--- Goal ---
Retype the lines starting with the line that contains "bullet-glyph: 丄 bbox=[178, 1093, 192, 1109]" and going on through the line that contains "list-item-continuation: 制剂。 bbox=[209, 749, 251, 765]", both included, with no change at all.

--- Data listing ---
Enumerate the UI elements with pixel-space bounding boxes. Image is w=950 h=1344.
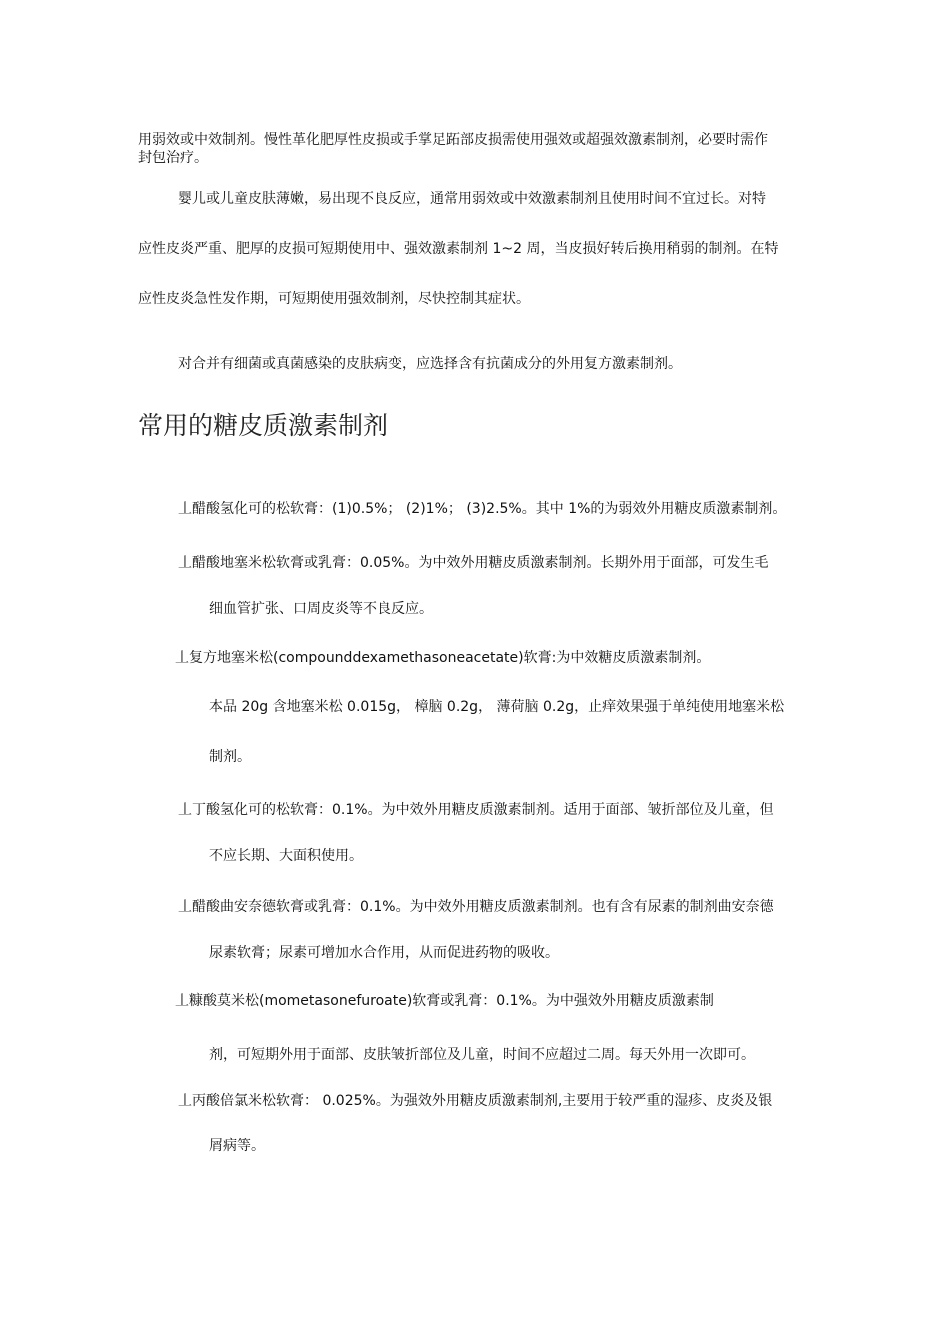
bullet-glyph: 丄 bbox=[178, 1093, 192, 1109]
bullet-glyph: 丄 bbox=[178, 899, 192, 915]
bullet-glyph: 丄 bbox=[175, 993, 189, 1009]
list-item bbox=[175, 649, 710, 667]
list-item bbox=[178, 1092, 772, 1110]
bullet-glyph: 丄 bbox=[178, 555, 192, 571]
list-item-continuation: 尿素软膏；尿素可增加水合作用，从而促进药物的吸收。 bbox=[209, 945, 559, 961]
list-item bbox=[178, 554, 768, 572]
intro-line: 对合并有细菌或真菌感染的皮肤病变，应选择含有抗菌成分的外用复方激素制剂。 bbox=[178, 356, 682, 372]
bullet-glyph: 丄 bbox=[178, 802, 192, 818]
intro-line: 封包治疗。 bbox=[138, 150, 208, 166]
intro-line: 婴儿或儿童皮肤薄嫩，易出现不良反应，通常用弱效或中效激素制剂且使用时间不宜过长。对特 bbox=[178, 191, 766, 207]
list-item-text: 复方地塞米松(compounddexamethasoneacetate)软膏:为中效糖皮质激素制剂。 bbox=[189, 650, 711, 666]
list-item-text: 醋酸曲安奈德软膏或乳膏：0.1%。为中效外用糖皮质激素制剂。也有含有尿素的制剂曲安奈德 bbox=[192, 899, 774, 915]
list-item-text: 丙酸倍氯米松软膏： 0.025%。为强效外用糖皮质激素制剂,主要用于较严重的湿疹、皮炎及银 bbox=[192, 1093, 773, 1109]
section-heading: 常用的糖皮质激素制剂 bbox=[138, 411, 389, 440]
list-item-text: 醋酸地塞米松软膏或乳膏：0.05%。为中效外用糖皮质激素制剂。长期外用于面部，可发生毛 bbox=[192, 555, 769, 571]
list-item-continuation: 不应长期、大面积使用。 bbox=[209, 848, 363, 864]
bullet-glyph: 丄 bbox=[178, 501, 192, 517]
list-item bbox=[178, 500, 786, 518]
list-item-continuation: 制剂。 bbox=[209, 749, 251, 765]
intro-line: 应性皮炎急性发作期，可短期使用强效制剂，尽快控制其症状。 bbox=[138, 291, 530, 307]
list-item bbox=[178, 801, 774, 819]
list-item-text: 糠酸莫米松(mometasonefuroate)软膏或乳膏：0.1%。为中强效外用糖皮质激素制 bbox=[189, 993, 714, 1009]
list-item-continuation: 屑病等。 bbox=[209, 1138, 265, 1154]
list-item-text: 醋酸氢化可的松软膏：(1)0.5%； (2)1%； (3)2.5%。其中 1%的为弱效外用糖皮质激素制剂。 bbox=[192, 501, 787, 517]
list-item bbox=[178, 898, 774, 916]
list-item-continuation: 本品 20g 含地塞米松 0.015g， 樟脑 0.2g， 薄荷脑 0.2g，止痒效果强于单纯使用地塞米松 bbox=[209, 699, 785, 715]
list-item bbox=[175, 992, 714, 1010]
intro-line: 用弱效或中效制剂。慢性革化肥厚性皮损或手掌足跖部皮损需使用强效或超强效激素制剂，必要时需作 bbox=[138, 132, 768, 148]
intro-line: 应性皮炎严重、肥厚的皮损可短期使用中、强效激素制剂 1~2 周，当皮损好转后换用稍弱的制剂。在特 bbox=[138, 241, 779, 257]
list-item-text: 丁酸氢化可的松软膏：0.1%。为中效外用糖皮质激素制剂。适用于面部、皱折部位及儿童，但 bbox=[192, 802, 774, 818]
list-item-continuation: 细血管扩张、口周皮炎等不良反应。 bbox=[209, 601, 433, 617]
bullet-glyph: 丄 bbox=[175, 650, 189, 666]
list-item-continuation: 剂，可短期外用于面部、皮肤皱折部位及儿童，时间不应超过二周。每天外用一次即可。 bbox=[209, 1047, 755, 1063]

--- The response ---
bullet-glyph: 丄 bbox=[178, 1093, 192, 1109]
bullet-glyph: 丄 bbox=[178, 899, 192, 915]
bullet-glyph: 丄 bbox=[175, 993, 189, 1009]
list-item bbox=[175, 649, 710, 667]
list-item bbox=[178, 1092, 772, 1110]
bullet-glyph: 丄 bbox=[178, 555, 192, 571]
list-item-continuation: 尿素软膏；尿素可增加水合作用，从而促进药物的吸收。 bbox=[209, 945, 559, 961]
list-item bbox=[178, 554, 768, 572]
intro-line: 对合并有细菌或真菌感染的皮肤病变，应选择含有抗菌成分的外用复方激素制剂。 bbox=[178, 356, 682, 372]
bullet-glyph: 丄 bbox=[178, 802, 192, 818]
intro-line: 封包治疗。 bbox=[138, 150, 208, 166]
intro-line: 婴儿或儿童皮肤薄嫩，易出现不良反应，通常用弱效或中效激素制剂且使用时间不宜过长。对特 bbox=[178, 191, 766, 207]
list-item-text: 复方地塞米松(compounddexamethasoneacetate)软膏:为中效糖皮质激素制剂。 bbox=[189, 650, 711, 666]
list-item-text: 醋酸曲安奈德软膏或乳膏：0.1%。为中效外用糖皮质激素制剂。也有含有尿素的制剂曲安奈德 bbox=[192, 899, 774, 915]
list-item-text: 丙酸倍氯米松软膏： 0.025%。为强效外用糖皮质激素制剂,主要用于较严重的湿疹、皮炎及银 bbox=[192, 1093, 773, 1109]
section-heading: 常用的糖皮质激素制剂 bbox=[138, 411, 389, 440]
list-item-text: 醋酸地塞米松软膏或乳膏：0.05%。为中效外用糖皮质激素制剂。长期外用于面部，可发生毛 bbox=[192, 555, 769, 571]
list-item-continuation: 不应长期、大面积使用。 bbox=[209, 848, 363, 864]
bullet-glyph: 丄 bbox=[178, 501, 192, 517]
list-item bbox=[178, 500, 786, 518]
list-item-continuation: 制剂。 bbox=[209, 749, 251, 765]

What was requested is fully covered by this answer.